What to produce:
Search the records for the word "different" and pick out every line that has it.

Records from a data source
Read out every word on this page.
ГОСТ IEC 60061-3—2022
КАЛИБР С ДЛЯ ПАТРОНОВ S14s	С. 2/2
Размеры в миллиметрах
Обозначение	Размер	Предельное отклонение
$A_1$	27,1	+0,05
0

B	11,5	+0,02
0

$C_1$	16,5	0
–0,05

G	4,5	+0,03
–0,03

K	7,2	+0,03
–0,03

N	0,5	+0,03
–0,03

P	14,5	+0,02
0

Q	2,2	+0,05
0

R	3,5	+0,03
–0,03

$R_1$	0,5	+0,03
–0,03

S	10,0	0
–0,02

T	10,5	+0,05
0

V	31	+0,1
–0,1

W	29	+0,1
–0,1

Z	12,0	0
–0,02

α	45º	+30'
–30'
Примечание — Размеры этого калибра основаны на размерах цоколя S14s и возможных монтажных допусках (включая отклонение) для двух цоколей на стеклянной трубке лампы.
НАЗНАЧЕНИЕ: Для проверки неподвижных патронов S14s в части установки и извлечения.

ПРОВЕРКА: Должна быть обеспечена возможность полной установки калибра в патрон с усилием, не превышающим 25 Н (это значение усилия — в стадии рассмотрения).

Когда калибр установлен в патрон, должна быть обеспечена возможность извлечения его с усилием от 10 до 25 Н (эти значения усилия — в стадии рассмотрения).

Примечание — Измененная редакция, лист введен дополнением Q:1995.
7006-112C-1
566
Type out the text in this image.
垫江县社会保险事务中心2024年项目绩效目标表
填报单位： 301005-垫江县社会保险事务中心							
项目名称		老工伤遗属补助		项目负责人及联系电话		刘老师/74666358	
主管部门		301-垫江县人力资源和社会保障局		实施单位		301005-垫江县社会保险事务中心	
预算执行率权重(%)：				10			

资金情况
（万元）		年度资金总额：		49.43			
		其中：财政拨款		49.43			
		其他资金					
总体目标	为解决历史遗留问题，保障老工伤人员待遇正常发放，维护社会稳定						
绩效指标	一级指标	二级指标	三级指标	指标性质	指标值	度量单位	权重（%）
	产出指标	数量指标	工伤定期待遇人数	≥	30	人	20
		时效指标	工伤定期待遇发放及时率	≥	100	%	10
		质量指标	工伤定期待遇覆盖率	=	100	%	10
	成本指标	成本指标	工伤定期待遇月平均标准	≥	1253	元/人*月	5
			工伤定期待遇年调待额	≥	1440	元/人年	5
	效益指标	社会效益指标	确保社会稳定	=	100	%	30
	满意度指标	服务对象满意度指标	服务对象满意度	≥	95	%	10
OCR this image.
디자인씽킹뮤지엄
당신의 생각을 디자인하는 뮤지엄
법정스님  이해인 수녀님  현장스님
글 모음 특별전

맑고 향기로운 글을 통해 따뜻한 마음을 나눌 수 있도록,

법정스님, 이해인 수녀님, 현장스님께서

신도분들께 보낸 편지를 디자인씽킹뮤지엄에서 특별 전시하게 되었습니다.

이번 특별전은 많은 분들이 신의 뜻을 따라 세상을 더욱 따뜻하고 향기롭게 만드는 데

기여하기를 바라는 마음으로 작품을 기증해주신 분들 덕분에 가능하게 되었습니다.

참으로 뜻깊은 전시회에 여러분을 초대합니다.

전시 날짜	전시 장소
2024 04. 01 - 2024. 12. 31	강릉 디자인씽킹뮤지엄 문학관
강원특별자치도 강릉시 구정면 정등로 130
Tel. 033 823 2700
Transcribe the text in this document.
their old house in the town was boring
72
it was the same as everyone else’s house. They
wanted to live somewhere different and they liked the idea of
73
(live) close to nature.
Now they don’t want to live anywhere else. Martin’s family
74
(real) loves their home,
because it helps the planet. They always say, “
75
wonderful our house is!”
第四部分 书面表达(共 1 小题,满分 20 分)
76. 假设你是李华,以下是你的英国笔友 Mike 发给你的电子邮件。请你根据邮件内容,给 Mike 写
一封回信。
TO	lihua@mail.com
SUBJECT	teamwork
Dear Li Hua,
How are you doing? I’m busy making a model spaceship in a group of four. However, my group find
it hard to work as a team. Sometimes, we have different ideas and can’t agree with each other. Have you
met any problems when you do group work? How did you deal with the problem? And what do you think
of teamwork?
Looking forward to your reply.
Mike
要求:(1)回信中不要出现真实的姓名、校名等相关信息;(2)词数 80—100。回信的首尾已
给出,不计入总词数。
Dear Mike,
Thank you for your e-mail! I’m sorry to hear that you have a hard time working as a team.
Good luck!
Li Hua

Completed exercise:
wanted to live somewhere different and they liked the idea of
it hard to work as a team. Sometimes, we have different ideas and can’t agree with each other. Have you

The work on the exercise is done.